Task description: Reproduce the records below in full and without edits, omitting images.

Exercise data:
## BEGIN

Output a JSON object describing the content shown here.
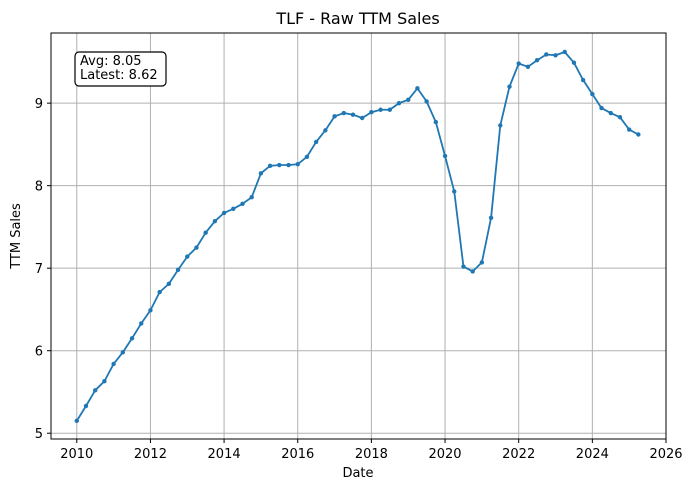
{
  "chart_data": {
    "type": "line",
    "title": "TLF - Raw TTM Sales",
    "xlabel": "Date",
    "ylabel": "TTM Sales",
    "xlim": [
      2009.3,
      2026.0
    ],
    "ylim": [
      4.93,
      9.85
    ],
    "xticks": [
      2010,
      2012,
      2014,
      2016,
      2018,
      2020,
      2022,
      2024,
      2026
    ],
    "yticks": [
      5,
      6,
      7,
      8,
      9
    ],
    "grid": true,
    "line_color": "#1f77b4",
    "annotation": {
      "lines": [
        "Avg: 8.05",
        "Latest: 8.62"
      ],
      "placement": "top-left"
    },
    "series": [
      {
        "x": [
          2010.0,
          2010.25,
          2010.5,
          2010.75,
          2011.0,
          2011.25,
          2011.5,
          2011.75,
          2012.0,
          2012.25,
          2012.5,
          2012.75,
          2013.0,
          2013.25,
          2013.5,
          2013.75,
          2014.0,
          2014.25,
          2014.5,
          2014.75,
          2015.0,
          2015.25,
          2015.5,
          2015.75,
          2016.0,
          2016.25,
          2016.5,
          2016.75,
          2017.0,
          2017.25,
          2017.5,
          2017.75,
          2018.0,
          2018.25,
          2018.5,
          2018.75,
          2019.0,
          2019.25,
          2019.5,
          2019.75,
          2020.0,
          2020.25,
          2020.5,
          2020.75,
          2021.0,
          2021.25,
          2021.5,
          2021.75,
          2022.0,
          2022.25,
          2022.5,
          2022.75,
          2023.0,
          2023.25,
          2023.5,
          2023.75,
          2024.0,
          2024.25,
          2024.5,
          2024.75,
          2025.0,
          2025.25
        ],
        "y": [
          5.15,
          5.33,
          5.52,
          5.63,
          5.84,
          5.98,
          6.15,
          6.33,
          6.49,
          6.71,
          6.81,
          6.98,
          7.14,
          7.25,
          7.43,
          7.57,
          7.67,
          7.72,
          7.78,
          7.86,
          8.15,
          8.24,
          8.25,
          8.25,
          8.26,
          8.35,
          8.53,
          8.67,
          8.84,
          8.88,
          8.86,
          8.82,
          8.89,
          8.92,
          8.92,
          9.0,
          9.04,
          9.18,
          9.02,
          8.77,
          8.36,
          7.93,
          7.02,
          6.96,
          7.07,
          7.61,
          8.73,
          9.2,
          9.48,
          9.44,
          9.52,
          9.59,
          9.58,
          9.62,
          9.49,
          9.28,
          9.11,
          8.94,
          8.88,
          8.83,
          8.68,
          8.62
        ]
      }
    ]
  }
}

## END

The result:
Output a JSON object describing the content shown here.
{
  "chart_data": {
    "type": "line",
    "title": "TLF - Raw TTM Sales",
    "xlabel": "Date",
    "ylabel": "TTM Sales",
    "xlim": [
      2009.3,
      2026.0
    ],
    "ylim": [
      4.93,
      9.85
    ],
    "xticks": [
      2010,
      2012,
      2014,
      2016,
      2018,
      2020,
      2022,
      2024,
      2026
    ],
    "yticks": [
      5,
      6,
      7,
      8,
      9
    ],
    "grid": true,
    "line_color": "#1f77b4",
    "annotation": {
      "lines": [
        "Avg: 8.05",
        "Latest: 8.62"
      ],
      "placement": "top-left"
    },
    "series": [
      {
        "x": [
          2010.0,
          2010.25,
          2010.5,
          2010.75,
          2011.0,
          2011.25,
          2011.5,
          2011.75,
          2012.0,
          2012.25,
          2012.5,
          2012.75,
          2013.0,
          2013.25,
          2013.5,
          2013.75,
          2014.0,
          2014.25,
          2014.5,
          2014.75,
          2015.0,
          2015.25,
          2015.5,
          2015.75,
          2016.0,
          2016.25,
          2016.5,
          2016.75,
          2017.0,
          2017.25,
          2017.5,
          2017.75,
          2018.0,
          2018.25,
          2018.5,
          2018.75,
          2019.0,
          2019.25,
          2019.5,
          2019.75,
          2020.0,
          2020.25,
          2020.5,
          2020.75,
          2021.0,
          2021.25,
          2021.5,
          2021.75,
          2022.0,
          2022.25,
          2022.5,
          2022.75,
          2023.0,
          2023.25,
          2023.5,
          2023.75,
          2024.0,
          2024.25,
          2024.5,
          2024.75,
          2025.0,
          2025.25
        ],
        "y": [
          5.15,
          5.33,
          5.52,
          5.63,
          5.84,
          5.98,
          6.15,
          6.33,
          6.49,
          6.71,
          6.81,
          6.98,
          7.14,
          7.25,
          7.43,
          7.57,
          7.67,
          7.72,
          7.78,
          7.86,
          8.15,
          8.24,
          8.25,
          8.25,
          8.26,
          8.35,
          8.53,
          8.67,
          8.84,
          8.88,
          8.86,
          8.82,
          8.89,
          8.92,
          8.92,
          9.0,
          9.04,
          9.18,
          9.02,
          8.77,
          8.36,
          7.93,
          7.02,
          6.96,
          7.07,
          7.61,
          8.73,
          9.2,
          9.48,
          9.44,
          9.52,
          9.59,
          9.58,
          9.62,
          9.49,
          9.28,
          9.11,
          8.94,
          8.88,
          8.83,
          8.68,
          8.62
        ]
      }
    ]
  }
}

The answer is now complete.